• What the task requires: Where a line in the listing contains the string "text", copy that line out.

• Record set:
• • • • •
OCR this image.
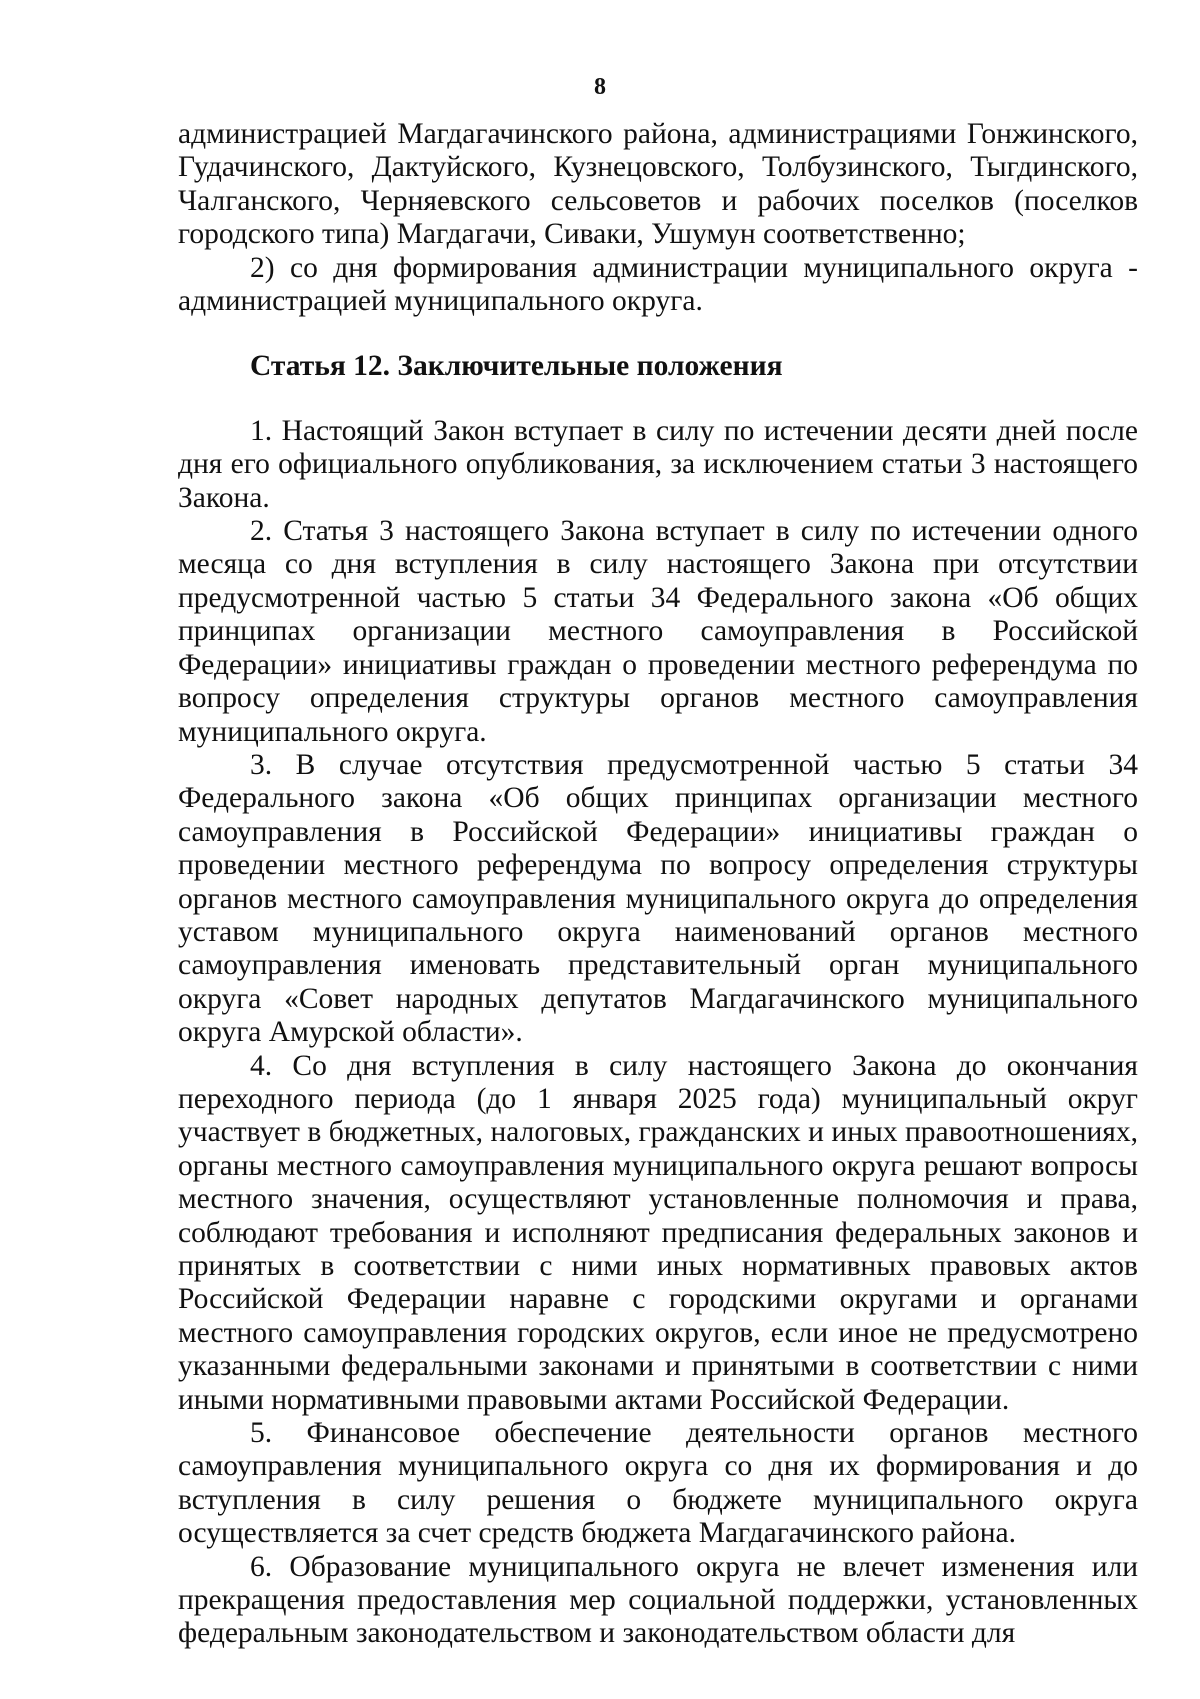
8

администрацией Магдагачинского района, администрациями Гонжинского, Гудачинского, Дактуйского, Кузнецовского, Толбузинского, Тыгдинского, Чалганского, Черняевского сельсоветов и рабочих поселков (поселков городского типа) Магдагачи, Сиваки, Ушумун соответственно;

2) со дня формирования администрации муниципального округа - администрацией муниципального округа.

Статья 12. Заключительные положения

1. Настоящий Закон вступает в силу по истечении десяти дней после дня его официального опубликования, за исключением статьи 3 настоящего Закона.

2. Статья 3 настоящего Закона вступает в силу по истечении одного месяца со дня вступления в силу настоящего Закона при отсутствии предусмотренной частью 5 статьи 34 Федерального закона «Об общих принципах организации местного самоуправления в Российской Федерации» инициативы граждан о проведении местного референдума по вопросу определения структуры органов местного самоуправления муниципального округа.

3. В случае отсутствия предусмотренной частью 5 статьи 34 Федерального закона «Об общих принципах организации местного самоуправления в Российской Федерации» инициативы граждан о проведении местного референдума по вопросу определения структуры органов местного самоуправления муниципального округа до определения уставом муниципального округа наименований органов местного самоуправления именовать представительный орган муниципального округа «Совет народных депутатов Магдагачинского муниципального округа Амурской области».

4. Со дня вступления в силу настоящего Закона до окончания переходного периода (до 1 января 2025 года) муниципальный округ участвует в бюджетных, налоговых, гражданских и иных правоотношениях, органы местного самоуправления муниципального округа решают вопросы местного значения, осуществляют установленные полномочия и права, соблюдают требования и исполняют предписания федеральных законов и принятых в соответствии с ними иных нормативных правовых актов Российской Федерации наравне с городскими округами и органами местного самоуправления городских округов, если иное не предусмотрено указанными федеральными законами и принятыми в соответствии с ними иными нормативными правовыми актами Российской Федерации.

5. Финансовое обеспечение деятельности органов местного самоуправления муниципального округа со дня их формирования и до вступления в силу решения о бюджете муниципального округа осуществляется за счет средств бюджета Магдагачинского района.

6. Образование муниципального округа не влечет изменения или прекращения предоставления мер социальной поддержки, установленных федеральным законодательством и законодательством области для
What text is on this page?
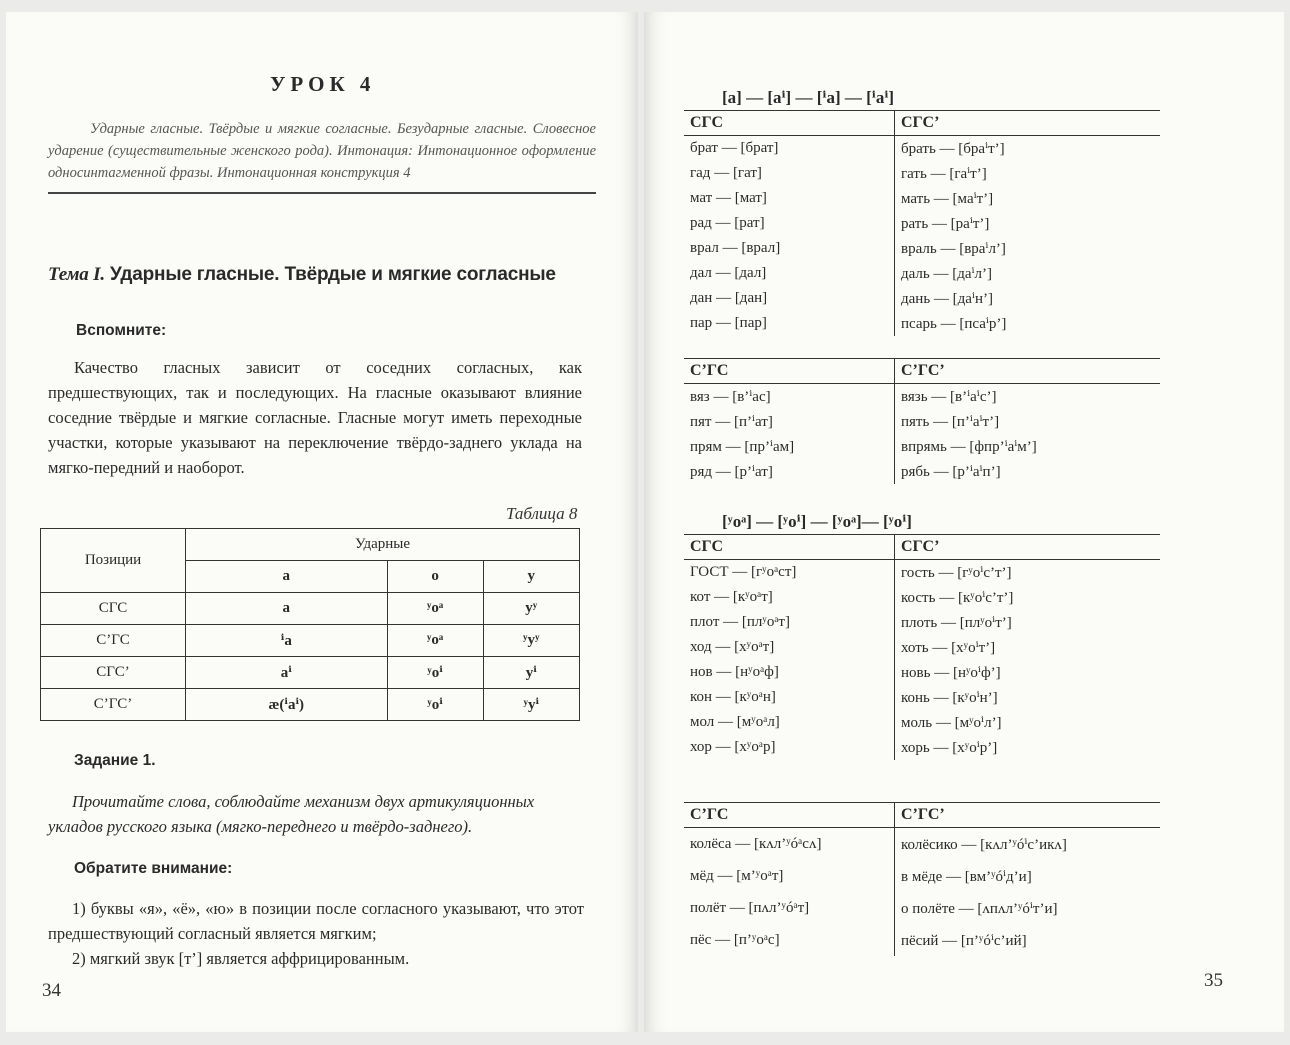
УРОК 4
Ударные гласные. Твёрдые и мягкие согласные. Безударные гласные. Словесное ударение (существительные женского рода). Интонация: Интонационное оформление односинтагменной фразы. Интонационная конструкция 4
Тема I. Ударные гласные. Твёрдые и мягкие согласные
Вспомните:
Качество гласных зависит от соседних согласных, как предшествующих, так и последующих. На гласные оказывают влияние соседние твёрдые и мягкие согласные. Гласные могут иметь переходные участки, которые указывают на переключение твёрдо-заднего уклада на мягко-передний и наоборот.
Таблица 8
Позиции	Ударные		
	а	о	у
СГС	а	ʸоᵃ	уʸ
С’ГС	ⁱа	ʸоᵃ	ʸуʸ
СГС’	аⁱ	ʸоⁱ	уⁱ
С’ГС’	æ(ⁱаⁱ)	ʸоⁱ	ʸуⁱ
Задание 1.
Прочитайте слова, соблюдайте механизм двух артикуляционных укладов русского языка (мягко-переднего и твёрдо-заднего).
Обратите внимание:
1) буквы «я», «ё», «ю» в позиции после согласного указывают, что этот предшествующий согласный является мягким;
2) мягкий звук [т’] является аффрицированным.
34
[а] — [аⁱ] — [ⁱа] — [ⁱаⁱ]
СГС	СГС’
брат — [брат]	брать — [браⁱт’]
гад — [гат]	гать — [гаⁱт’]
мат — [мат]	мать — [маⁱт’]
рад — [рат]	рать — [раⁱт’]
врал — [врал]	враль — [враⁱл’]
дал — [дал]	даль — [даⁱл’]
дан — [дан]	дань — [даⁱн’]
пар — [пар]	псарь — [псаⁱр’]
С’ГС	С’ГС’
вяз — [в’ⁱас]	вязь — [в’ⁱаⁱс’]
пят — [п’ⁱат]	пять — [п’ⁱаⁱт’]
прям — [пр’ⁱам]	впрямь — [фпр’ⁱаⁱм’]
ряд — [р’ⁱат]	рябь — [р’ⁱаⁱп’]
[ʸоᵃ] — [ʸоⁱ] — [ʸоᵃ]— [ʸоⁱ]
СГС	СГС’
ГОСТ — [гʸоᵃст]	гость — [гʸоⁱс’т’]
кот — [кʸоᵃт]	кость — [кʸоⁱс’т’]
плот — [плʸоᵃт]	плоть — [плʸоⁱт’]
ход — [хʸоᵃт]	хоть — [хʸоⁱт’]
нов — [нʸоᵃф]	новь — [нʸоⁱф’]
кон — [кʸоᵃн]	конь — [кʸоⁱн’]
мол — [мʸоᵃл]	моль — [мʸоⁱл’]
хор — [хʸоᵃр]	хорь — [хʸоⁱр’]
С’ГС	С’ГС’
колёса — [кʌл’ʸóᵃсʌ]	колёсико — [кʌл’ʸóⁱс’икʌ]
мёд — [м’ʸоᵃт]	в мёде — [вм’ʸóⁱд’и]
полёт — [пʌл’ʸóᵃт]	о полёте — [ʌпʌл’ʸóⁱт’и]
пёс — [п’ʸоᵃс]	пёсий — [п’ʸóⁱс’ий]
35
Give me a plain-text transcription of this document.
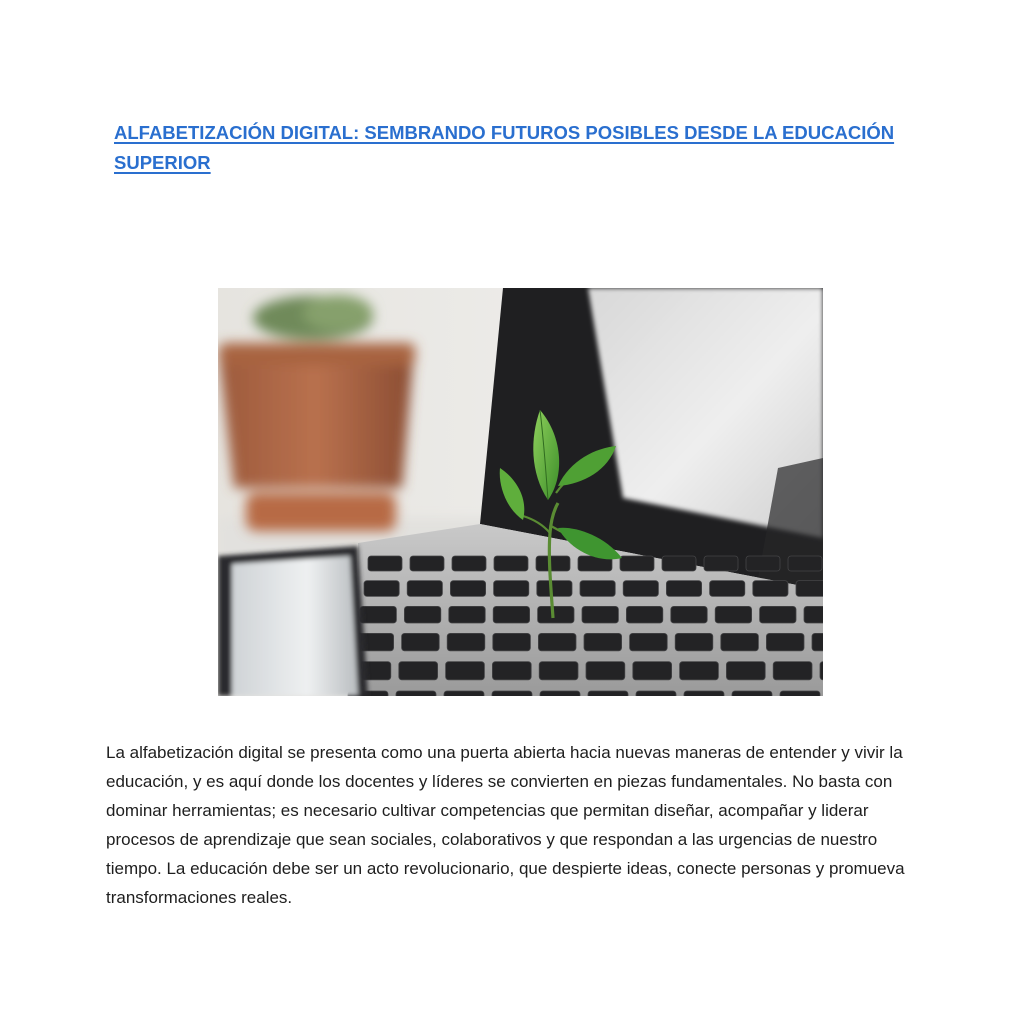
ALFABETIZACIÓN DIGITAL: SEMBRANDO FUTUROS POSIBLES DESDE LA EDUCACIÓN SUPERIOR

La alfabetización digital se presenta como una puerta abierta hacia nuevas maneras de entender y vivir la educación, y es aquí donde los docentes y líderes se convierten en piezas fundamentales. No basta con dominar herramientas; es necesario cultivar competencias que permitan diseñar, acompañar y liderar procesos de aprendizaje que sean sociales, colaborativos y que respondan a las urgencias de nuestro tiempo. La educación debe ser un acto revolucionario, que despierte ideas, conecte personas y promueva transformaciones reales.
• • • • •
• Correct result:
What text is on this page?
Give me a plain-text transcription of this document.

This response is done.